* START Data listing *

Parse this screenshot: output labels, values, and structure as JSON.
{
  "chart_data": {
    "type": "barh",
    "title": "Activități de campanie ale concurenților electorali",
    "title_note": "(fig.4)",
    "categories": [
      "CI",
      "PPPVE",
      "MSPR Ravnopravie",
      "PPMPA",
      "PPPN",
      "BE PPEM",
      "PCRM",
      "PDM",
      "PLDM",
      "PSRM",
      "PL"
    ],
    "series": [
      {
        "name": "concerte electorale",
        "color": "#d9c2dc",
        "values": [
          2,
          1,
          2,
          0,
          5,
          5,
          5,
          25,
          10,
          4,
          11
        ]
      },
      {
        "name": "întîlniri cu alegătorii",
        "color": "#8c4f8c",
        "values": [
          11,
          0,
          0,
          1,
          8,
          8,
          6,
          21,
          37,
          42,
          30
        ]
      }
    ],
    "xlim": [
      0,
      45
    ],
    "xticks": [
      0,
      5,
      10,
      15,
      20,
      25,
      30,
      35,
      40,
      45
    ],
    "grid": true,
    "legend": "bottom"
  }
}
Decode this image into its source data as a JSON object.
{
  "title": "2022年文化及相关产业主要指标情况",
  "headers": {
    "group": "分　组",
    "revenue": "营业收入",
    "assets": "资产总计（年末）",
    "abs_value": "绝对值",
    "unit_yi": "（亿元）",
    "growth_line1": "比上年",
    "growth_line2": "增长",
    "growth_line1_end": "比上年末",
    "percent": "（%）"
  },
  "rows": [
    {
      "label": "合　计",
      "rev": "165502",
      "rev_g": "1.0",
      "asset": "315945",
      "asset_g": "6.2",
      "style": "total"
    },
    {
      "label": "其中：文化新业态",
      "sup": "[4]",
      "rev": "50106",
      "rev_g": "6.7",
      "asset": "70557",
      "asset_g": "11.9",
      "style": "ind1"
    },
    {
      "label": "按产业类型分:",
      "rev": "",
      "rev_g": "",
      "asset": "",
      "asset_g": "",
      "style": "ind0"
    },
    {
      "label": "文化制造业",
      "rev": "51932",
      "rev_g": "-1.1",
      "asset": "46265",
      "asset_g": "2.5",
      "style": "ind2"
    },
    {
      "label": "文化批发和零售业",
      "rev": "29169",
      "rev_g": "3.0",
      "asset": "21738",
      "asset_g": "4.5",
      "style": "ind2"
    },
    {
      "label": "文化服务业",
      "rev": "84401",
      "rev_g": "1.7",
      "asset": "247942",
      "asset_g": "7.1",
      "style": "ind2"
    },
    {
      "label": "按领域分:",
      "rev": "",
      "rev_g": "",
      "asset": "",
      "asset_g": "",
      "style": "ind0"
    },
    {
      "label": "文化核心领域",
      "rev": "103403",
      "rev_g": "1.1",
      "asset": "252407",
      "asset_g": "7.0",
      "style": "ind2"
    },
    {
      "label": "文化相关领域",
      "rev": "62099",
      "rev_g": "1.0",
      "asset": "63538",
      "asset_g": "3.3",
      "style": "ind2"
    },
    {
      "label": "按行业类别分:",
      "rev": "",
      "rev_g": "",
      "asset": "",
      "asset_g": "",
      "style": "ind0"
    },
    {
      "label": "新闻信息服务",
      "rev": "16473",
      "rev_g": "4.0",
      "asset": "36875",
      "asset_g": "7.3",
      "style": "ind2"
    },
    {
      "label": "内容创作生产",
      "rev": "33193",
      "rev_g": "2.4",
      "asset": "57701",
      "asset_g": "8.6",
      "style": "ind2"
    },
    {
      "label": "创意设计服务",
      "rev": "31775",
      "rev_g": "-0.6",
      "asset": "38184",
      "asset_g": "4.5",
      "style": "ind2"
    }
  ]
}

* END Data listing *

■ **Task requirements**
Extract every line of the records above that contains the word "JSON".

■ **Finished exercise**
Parse this screenshot: output labels, values, and structure as JSON.
Decode this image into its source data as a JSON object.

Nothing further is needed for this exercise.